-- TEXTE À ANALYSER --

-=-=-=-=-


5 commentaires
  • François Dugal - Inscrit 18 août 2015 07 h 00

    La vraie réforme

    Avant la réforme administrative, c'est la réforme pédagogique qui devrait être au premier rang des préoccupations du MELS.
    Mais comme la qualité de l'éducation ne fait partie des priorités du ministre Blais, cette réforme, pourtant essentielle, n'aura jamais lieu.

  • Gilles Roy - Inscrit 18 août 2015 10 h 51

    Je cite

    «Nous connaissons mieux que personne les besoins des citoyennes et citoyens et les attentes des familles qui sont des plus diversifiées.» Euh. La municipalité, haut lieu de connaissance des besoins et des attentes des citoyens et des parents en matière scolaire? Vraiment? Et sur quoi l'auteure se fonde-t-elle pour appuyer, objectivement, pareil propos? Toujours étonnant sinon de constater jusqu'où les acteurs politiques sont unanimes à se concevoir comme de dignes défenseurs des familles, et ce quelque soit leur provenance ou leurs orientations.

  • Pierre Grandchamp - Abonné 18 août 2015 12 h 39

    Je déplore que cela se fasse en vase clos sans consultations publiques

    Le citoyen que je suis apprends, par la bande, que des maires et/ou conseillers municipaux, élus pour autre chose que la chose scolaire, vont siéger sur un futur conseil scolaire.

-=-=-=-=-

Données de compréhension de documents:
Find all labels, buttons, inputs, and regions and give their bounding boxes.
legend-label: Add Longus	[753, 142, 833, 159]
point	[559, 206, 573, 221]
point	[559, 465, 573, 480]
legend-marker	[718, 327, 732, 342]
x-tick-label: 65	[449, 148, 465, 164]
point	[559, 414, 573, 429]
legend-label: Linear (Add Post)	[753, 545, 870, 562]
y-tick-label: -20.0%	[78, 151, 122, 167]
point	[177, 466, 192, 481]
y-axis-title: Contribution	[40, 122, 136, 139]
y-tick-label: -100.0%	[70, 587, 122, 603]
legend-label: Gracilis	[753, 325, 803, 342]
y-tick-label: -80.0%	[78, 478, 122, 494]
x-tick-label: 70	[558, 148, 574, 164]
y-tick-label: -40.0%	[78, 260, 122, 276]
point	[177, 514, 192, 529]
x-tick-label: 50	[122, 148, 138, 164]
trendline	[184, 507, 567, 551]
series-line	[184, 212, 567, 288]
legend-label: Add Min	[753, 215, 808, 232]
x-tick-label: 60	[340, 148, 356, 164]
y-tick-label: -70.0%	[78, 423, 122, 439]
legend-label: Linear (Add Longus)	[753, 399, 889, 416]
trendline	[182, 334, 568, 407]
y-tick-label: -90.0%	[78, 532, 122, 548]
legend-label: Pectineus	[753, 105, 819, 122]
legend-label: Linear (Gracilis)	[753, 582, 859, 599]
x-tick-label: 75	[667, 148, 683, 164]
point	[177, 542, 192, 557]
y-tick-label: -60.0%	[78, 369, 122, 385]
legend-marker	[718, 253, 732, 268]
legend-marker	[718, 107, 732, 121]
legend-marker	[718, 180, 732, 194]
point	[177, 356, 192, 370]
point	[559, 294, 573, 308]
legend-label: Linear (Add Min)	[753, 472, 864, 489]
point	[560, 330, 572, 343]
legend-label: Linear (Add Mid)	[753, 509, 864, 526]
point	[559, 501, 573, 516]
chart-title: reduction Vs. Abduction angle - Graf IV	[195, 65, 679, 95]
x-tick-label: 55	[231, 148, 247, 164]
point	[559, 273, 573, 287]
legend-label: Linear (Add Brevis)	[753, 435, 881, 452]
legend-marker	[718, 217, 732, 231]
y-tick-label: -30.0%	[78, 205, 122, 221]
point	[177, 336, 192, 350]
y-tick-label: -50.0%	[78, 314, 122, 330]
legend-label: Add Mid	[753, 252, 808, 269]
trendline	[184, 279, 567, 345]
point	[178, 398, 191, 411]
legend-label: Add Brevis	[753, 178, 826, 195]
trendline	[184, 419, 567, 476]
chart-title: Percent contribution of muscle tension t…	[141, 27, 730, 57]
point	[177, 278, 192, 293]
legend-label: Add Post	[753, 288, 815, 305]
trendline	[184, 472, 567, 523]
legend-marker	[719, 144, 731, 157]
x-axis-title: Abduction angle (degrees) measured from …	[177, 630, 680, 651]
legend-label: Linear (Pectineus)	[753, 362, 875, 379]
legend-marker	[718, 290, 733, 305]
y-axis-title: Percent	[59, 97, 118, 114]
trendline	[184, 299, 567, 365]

-=-=-=-=-

-- EXERCICE --
Dans le texte à analyser, quelle réforme devrait passer avant la réforme administrative selon François Dugal ? On peut se passer de ce matériel.

-- CORRIGÉ --
La réforme pédagogique.